## Material
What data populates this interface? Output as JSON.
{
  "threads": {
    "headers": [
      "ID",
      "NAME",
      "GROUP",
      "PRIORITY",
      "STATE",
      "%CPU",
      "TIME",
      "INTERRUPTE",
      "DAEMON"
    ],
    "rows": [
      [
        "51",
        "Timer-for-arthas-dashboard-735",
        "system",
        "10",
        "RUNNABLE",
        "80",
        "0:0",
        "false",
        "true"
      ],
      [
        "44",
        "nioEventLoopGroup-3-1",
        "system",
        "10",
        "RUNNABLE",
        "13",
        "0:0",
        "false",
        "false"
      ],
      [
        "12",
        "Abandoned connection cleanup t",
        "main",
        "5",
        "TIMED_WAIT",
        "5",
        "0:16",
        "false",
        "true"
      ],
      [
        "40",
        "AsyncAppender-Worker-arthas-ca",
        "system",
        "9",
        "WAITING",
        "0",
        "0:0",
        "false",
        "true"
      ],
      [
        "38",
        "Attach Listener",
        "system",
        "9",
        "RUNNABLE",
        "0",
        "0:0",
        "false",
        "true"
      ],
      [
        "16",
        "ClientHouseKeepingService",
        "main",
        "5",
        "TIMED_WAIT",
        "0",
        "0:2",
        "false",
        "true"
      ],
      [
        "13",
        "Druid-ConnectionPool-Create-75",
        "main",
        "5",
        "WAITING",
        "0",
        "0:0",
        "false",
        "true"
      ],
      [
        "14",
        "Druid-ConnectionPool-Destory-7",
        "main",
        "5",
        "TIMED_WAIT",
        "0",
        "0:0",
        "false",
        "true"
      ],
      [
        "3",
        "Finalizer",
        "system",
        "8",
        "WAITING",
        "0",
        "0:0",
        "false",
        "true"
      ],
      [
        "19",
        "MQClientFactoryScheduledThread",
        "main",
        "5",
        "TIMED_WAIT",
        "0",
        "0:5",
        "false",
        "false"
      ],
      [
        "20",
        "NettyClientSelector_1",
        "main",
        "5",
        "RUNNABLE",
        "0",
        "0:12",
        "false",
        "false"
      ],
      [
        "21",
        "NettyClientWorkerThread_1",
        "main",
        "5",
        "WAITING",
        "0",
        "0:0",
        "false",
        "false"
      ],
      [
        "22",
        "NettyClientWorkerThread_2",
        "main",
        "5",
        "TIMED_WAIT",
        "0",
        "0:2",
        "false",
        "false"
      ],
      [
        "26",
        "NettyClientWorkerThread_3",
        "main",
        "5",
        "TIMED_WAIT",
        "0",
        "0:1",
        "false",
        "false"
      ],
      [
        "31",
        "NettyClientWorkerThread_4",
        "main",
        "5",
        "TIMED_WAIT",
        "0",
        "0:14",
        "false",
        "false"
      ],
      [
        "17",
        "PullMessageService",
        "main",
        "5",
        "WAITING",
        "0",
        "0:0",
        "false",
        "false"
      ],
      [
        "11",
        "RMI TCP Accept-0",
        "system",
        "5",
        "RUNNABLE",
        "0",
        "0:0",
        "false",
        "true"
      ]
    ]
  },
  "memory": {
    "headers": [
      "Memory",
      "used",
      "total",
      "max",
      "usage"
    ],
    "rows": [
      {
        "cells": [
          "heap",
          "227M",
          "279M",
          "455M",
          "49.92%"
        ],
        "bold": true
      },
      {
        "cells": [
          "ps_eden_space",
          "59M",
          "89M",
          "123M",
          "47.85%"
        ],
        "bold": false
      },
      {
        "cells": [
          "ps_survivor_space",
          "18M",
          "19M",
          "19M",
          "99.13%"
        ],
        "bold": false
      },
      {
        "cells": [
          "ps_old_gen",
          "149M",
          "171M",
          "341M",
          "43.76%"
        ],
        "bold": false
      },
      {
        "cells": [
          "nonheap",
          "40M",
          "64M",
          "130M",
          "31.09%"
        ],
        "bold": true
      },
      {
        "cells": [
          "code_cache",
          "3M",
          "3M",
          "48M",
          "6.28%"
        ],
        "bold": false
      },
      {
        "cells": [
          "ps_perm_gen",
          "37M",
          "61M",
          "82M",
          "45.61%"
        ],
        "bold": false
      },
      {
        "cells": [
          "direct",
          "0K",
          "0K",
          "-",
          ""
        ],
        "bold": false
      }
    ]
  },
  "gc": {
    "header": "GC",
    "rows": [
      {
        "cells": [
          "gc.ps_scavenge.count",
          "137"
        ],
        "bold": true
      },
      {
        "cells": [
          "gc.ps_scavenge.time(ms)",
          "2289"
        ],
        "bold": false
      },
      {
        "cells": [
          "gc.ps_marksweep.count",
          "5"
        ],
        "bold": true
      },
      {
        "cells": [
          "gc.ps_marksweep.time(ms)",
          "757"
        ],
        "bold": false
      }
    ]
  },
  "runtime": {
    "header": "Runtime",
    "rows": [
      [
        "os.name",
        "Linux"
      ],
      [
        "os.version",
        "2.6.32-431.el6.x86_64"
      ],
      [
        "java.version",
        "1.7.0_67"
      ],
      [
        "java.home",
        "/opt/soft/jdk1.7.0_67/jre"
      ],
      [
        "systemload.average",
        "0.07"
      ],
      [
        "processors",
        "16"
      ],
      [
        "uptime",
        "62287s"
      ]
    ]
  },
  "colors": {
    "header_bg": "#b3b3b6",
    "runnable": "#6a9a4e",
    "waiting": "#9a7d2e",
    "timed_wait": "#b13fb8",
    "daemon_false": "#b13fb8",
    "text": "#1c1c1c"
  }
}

## Goal
List every line above that contains the word "arthas".

## Correct result
        "Timer-for-arthas-dashboard-735",
        "AsyncAppender-Worker-arthas-ca",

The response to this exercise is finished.